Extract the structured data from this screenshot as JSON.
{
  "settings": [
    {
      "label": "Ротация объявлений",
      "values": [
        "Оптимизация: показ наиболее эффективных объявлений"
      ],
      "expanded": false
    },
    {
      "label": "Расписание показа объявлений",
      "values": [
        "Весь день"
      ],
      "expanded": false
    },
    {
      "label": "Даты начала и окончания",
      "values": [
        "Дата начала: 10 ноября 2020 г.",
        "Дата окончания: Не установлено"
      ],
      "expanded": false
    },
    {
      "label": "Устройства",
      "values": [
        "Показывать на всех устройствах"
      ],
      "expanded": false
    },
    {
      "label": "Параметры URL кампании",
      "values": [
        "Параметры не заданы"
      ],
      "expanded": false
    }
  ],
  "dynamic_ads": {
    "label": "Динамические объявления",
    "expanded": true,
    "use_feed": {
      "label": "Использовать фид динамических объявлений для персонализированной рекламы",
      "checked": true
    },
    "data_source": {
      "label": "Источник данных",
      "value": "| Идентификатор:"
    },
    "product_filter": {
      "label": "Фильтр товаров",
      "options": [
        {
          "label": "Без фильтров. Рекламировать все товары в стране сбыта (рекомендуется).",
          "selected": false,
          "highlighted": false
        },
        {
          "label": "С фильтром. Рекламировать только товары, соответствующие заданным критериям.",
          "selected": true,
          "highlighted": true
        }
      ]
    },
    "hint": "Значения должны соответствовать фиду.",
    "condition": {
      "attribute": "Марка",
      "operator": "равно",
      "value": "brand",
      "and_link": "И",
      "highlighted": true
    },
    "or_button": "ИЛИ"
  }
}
—————
**Task goal**
Scan the material above for the string "Дата" and return the lines that hold it.

**The answer**
        "Дата начала: 10 ноября 2020 г.",
        "Дата окончания: Не установлено"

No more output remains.